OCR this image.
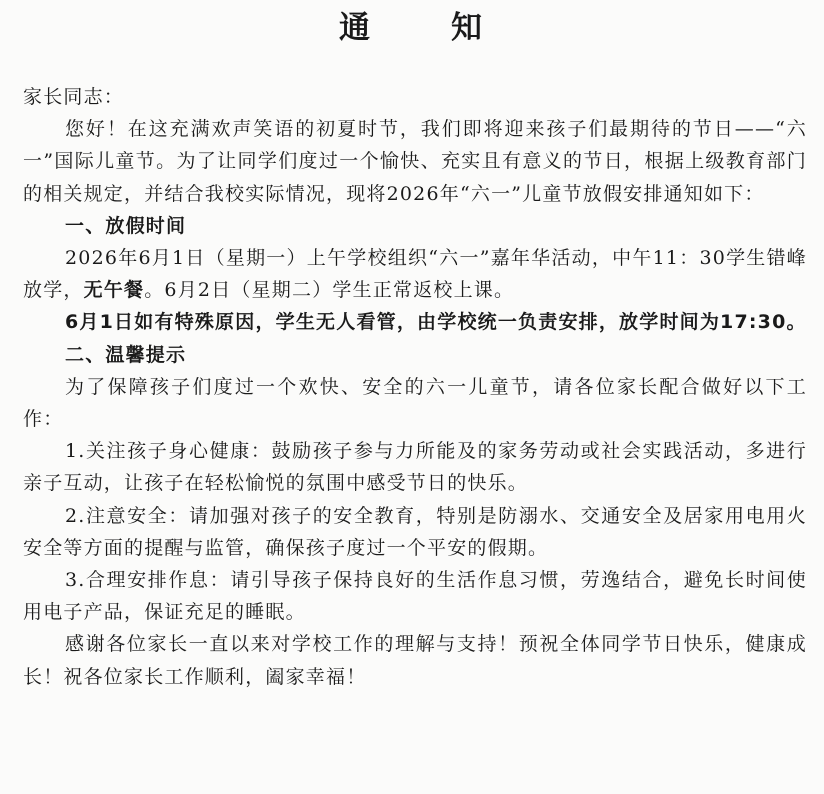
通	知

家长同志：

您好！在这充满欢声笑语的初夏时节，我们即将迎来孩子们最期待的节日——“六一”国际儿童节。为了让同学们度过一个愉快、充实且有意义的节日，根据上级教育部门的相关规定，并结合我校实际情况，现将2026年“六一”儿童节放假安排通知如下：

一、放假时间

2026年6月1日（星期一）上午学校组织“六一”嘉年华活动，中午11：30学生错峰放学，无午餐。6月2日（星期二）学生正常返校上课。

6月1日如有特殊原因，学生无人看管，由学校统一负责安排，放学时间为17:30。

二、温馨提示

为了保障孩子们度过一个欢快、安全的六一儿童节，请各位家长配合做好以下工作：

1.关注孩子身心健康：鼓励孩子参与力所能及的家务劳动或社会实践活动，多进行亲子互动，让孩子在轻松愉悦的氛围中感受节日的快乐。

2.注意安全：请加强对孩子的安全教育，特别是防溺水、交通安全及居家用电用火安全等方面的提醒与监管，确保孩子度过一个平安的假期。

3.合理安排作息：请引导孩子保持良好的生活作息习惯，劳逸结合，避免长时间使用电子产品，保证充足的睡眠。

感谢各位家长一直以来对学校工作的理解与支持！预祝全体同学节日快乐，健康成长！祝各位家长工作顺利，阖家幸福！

# # #

-- Task brief --
The records above must be transcribed exactly. Pictures are left out of the copy.

-- Correct result --
OCR this image.
通	知

家长同志：

您好！在这充满欢声笑语的初夏时节，我们即将迎来孩子们最期待的节日——“六一”国际儿童节。为了让同学们度过一个愉快、充实且有意义的节日，根据上级教育部门的相关规定，并结合我校实际情况，现将2026年“六一”儿童节放假安排通知如下：

一、放假时间

2026年6月1日（星期一）上午学校组织“六一”嘉年华活动，中午11：30学生错峰放学，无午餐。6月2日（星期二）学生正常返校上课。

6月1日如有特殊原因，学生无人看管，由学校统一负责安排，放学时间为17:30。

二、温馨提示

为了保障孩子们度过一个欢快、安全的六一儿童节，请各位家长配合做好以下工作：

1.关注孩子身心健康：鼓励孩子参与力所能及的家务劳动或社会实践活动，多进行亲子互动，让孩子在轻松愉悦的氛围中感受节日的快乐。

2.注意安全：请加强对孩子的安全教育，特别是防溺水、交通安全及居家用电用火安全等方面的提醒与监管，确保孩子度过一个平安的假期。

3.合理安排作息：请引导孩子保持良好的生活作息习惯，劳逸结合，避免长时间使用电子产品，保证充足的睡眠。

感谢各位家长一直以来对学校工作的理解与支持！预祝全体同学节日快乐，健康成长！祝各位家长工作顺利，阖家幸福！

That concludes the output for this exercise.